Say the number of lines containing the string "background", and say nothing else.

━━━━━━━━

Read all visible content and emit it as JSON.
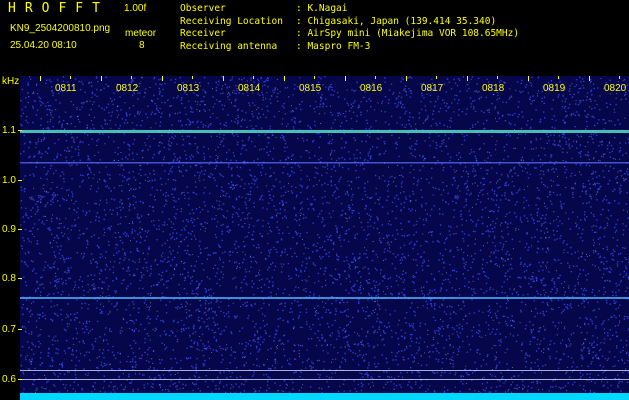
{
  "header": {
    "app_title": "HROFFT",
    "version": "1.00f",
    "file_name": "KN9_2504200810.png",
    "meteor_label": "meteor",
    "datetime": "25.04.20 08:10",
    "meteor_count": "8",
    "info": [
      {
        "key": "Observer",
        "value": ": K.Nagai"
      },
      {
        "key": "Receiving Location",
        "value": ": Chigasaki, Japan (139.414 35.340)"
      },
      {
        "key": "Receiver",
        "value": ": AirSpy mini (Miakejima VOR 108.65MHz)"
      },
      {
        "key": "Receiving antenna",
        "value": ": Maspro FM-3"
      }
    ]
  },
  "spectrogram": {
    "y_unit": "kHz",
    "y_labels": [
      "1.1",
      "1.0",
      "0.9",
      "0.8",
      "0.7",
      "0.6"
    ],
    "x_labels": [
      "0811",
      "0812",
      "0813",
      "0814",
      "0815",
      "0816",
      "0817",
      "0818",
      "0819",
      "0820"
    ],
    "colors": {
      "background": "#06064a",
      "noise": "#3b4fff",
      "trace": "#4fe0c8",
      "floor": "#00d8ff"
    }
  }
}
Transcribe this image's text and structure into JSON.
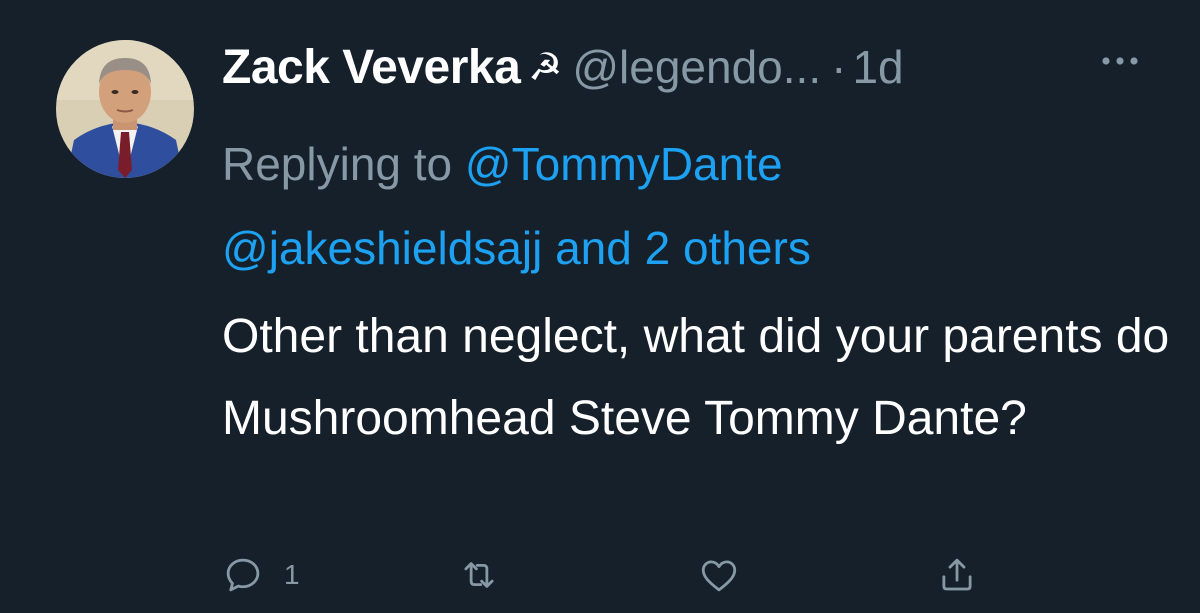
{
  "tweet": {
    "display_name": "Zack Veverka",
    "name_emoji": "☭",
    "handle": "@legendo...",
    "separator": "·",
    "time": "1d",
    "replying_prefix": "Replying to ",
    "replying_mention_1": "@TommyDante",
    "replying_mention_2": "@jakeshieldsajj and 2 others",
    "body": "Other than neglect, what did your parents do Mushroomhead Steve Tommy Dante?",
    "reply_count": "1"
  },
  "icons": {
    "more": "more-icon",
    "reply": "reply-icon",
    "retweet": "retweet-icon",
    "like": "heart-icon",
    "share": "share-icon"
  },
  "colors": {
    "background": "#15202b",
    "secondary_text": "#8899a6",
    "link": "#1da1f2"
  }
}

━━━━━━━━

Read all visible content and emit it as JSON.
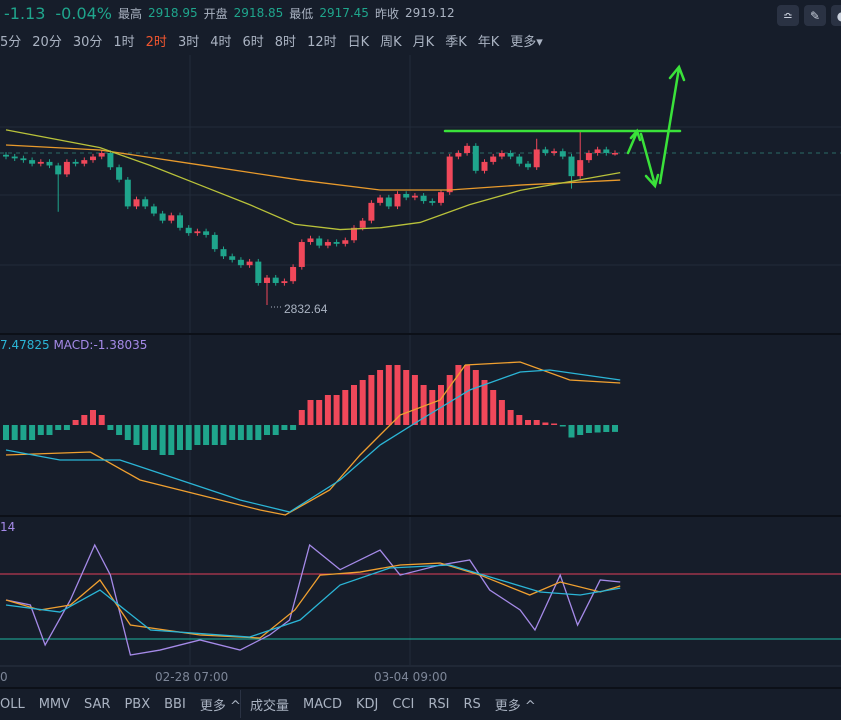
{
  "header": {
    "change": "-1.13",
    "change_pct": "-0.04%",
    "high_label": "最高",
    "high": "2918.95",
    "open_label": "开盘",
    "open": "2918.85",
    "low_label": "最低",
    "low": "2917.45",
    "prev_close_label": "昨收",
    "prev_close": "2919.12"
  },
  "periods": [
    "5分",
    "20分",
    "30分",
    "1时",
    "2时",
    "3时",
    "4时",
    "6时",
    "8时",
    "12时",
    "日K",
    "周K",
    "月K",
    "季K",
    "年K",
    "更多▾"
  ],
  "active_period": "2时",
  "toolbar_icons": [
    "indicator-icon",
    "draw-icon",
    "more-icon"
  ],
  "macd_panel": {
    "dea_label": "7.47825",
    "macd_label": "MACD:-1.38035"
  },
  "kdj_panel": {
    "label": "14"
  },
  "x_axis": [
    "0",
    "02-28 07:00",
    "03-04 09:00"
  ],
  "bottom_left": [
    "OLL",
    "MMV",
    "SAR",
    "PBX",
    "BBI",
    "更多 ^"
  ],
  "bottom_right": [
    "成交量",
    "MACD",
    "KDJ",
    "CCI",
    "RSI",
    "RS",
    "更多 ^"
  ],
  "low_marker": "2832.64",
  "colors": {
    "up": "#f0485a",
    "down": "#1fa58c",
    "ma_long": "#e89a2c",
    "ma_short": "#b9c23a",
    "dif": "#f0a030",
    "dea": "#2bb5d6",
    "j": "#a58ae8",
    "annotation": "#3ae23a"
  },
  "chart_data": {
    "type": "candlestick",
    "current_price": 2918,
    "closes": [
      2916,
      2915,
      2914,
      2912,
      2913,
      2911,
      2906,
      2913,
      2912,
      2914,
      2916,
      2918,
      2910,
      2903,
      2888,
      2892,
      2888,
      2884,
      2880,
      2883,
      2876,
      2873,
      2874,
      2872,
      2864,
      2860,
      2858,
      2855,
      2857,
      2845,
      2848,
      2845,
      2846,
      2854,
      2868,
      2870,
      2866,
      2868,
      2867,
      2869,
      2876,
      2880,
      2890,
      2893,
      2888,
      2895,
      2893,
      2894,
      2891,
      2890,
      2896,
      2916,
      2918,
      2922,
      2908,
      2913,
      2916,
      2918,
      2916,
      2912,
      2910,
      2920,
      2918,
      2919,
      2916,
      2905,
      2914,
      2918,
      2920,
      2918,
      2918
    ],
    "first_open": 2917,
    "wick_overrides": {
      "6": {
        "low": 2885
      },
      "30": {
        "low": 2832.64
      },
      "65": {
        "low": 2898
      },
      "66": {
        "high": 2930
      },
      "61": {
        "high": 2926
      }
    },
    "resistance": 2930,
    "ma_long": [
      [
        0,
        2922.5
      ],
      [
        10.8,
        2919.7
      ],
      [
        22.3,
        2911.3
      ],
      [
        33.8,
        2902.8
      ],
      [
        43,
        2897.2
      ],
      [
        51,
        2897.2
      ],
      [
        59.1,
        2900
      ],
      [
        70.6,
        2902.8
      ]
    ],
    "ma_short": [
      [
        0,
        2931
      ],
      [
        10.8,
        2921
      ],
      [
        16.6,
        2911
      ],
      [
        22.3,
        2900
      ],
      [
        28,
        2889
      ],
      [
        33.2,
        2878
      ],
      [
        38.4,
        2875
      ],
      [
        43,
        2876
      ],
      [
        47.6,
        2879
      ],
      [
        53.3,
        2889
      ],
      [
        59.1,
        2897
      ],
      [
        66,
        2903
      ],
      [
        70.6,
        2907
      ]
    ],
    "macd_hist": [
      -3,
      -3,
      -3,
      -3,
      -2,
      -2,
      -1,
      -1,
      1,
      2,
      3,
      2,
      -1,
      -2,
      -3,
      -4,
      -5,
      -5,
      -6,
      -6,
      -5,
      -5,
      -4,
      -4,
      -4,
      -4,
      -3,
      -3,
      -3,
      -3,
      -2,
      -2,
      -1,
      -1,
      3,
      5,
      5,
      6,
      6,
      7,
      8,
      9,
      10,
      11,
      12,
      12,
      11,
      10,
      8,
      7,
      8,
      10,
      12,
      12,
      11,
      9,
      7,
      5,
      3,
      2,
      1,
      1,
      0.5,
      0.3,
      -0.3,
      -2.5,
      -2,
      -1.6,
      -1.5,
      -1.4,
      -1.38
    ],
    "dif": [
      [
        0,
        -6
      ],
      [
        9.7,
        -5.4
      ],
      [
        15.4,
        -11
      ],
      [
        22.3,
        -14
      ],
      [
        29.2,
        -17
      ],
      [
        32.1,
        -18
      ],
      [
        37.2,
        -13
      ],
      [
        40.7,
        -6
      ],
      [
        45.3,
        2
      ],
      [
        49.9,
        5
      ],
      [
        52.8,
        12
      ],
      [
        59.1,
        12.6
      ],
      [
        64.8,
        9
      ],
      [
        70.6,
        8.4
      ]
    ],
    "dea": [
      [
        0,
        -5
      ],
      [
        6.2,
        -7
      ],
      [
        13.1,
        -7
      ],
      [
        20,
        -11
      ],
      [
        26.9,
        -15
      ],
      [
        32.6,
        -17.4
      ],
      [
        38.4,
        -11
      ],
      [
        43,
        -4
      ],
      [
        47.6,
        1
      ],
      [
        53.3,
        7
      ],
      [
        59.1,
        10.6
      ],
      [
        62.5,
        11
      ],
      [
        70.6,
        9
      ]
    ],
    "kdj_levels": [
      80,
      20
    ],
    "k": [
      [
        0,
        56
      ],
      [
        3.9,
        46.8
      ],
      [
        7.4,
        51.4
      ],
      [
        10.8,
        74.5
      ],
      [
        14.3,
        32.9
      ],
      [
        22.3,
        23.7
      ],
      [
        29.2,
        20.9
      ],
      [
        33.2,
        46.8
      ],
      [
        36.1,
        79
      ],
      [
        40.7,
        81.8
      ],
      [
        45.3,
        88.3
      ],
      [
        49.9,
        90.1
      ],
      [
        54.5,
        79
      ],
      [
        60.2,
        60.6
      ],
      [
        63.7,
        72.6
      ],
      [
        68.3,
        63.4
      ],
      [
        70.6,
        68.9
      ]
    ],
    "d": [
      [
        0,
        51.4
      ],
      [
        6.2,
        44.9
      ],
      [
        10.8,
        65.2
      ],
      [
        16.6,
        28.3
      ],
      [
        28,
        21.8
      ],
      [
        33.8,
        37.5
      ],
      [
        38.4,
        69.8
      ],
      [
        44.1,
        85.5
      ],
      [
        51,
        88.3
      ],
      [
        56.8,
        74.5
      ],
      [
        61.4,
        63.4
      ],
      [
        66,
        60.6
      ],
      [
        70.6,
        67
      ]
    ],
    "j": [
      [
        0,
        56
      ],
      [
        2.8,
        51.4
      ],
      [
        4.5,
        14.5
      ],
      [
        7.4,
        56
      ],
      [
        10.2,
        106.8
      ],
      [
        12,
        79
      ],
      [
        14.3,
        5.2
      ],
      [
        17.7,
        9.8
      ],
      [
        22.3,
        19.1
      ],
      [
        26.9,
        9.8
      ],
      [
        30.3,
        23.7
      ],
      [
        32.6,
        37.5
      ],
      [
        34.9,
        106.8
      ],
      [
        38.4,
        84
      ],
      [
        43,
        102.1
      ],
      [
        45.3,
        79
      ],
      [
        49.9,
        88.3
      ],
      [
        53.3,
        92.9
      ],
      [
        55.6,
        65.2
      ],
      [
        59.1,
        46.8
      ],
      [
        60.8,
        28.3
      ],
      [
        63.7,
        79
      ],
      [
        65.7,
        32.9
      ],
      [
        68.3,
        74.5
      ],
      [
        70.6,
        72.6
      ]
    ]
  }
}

━━━━━━━━

# Written response
2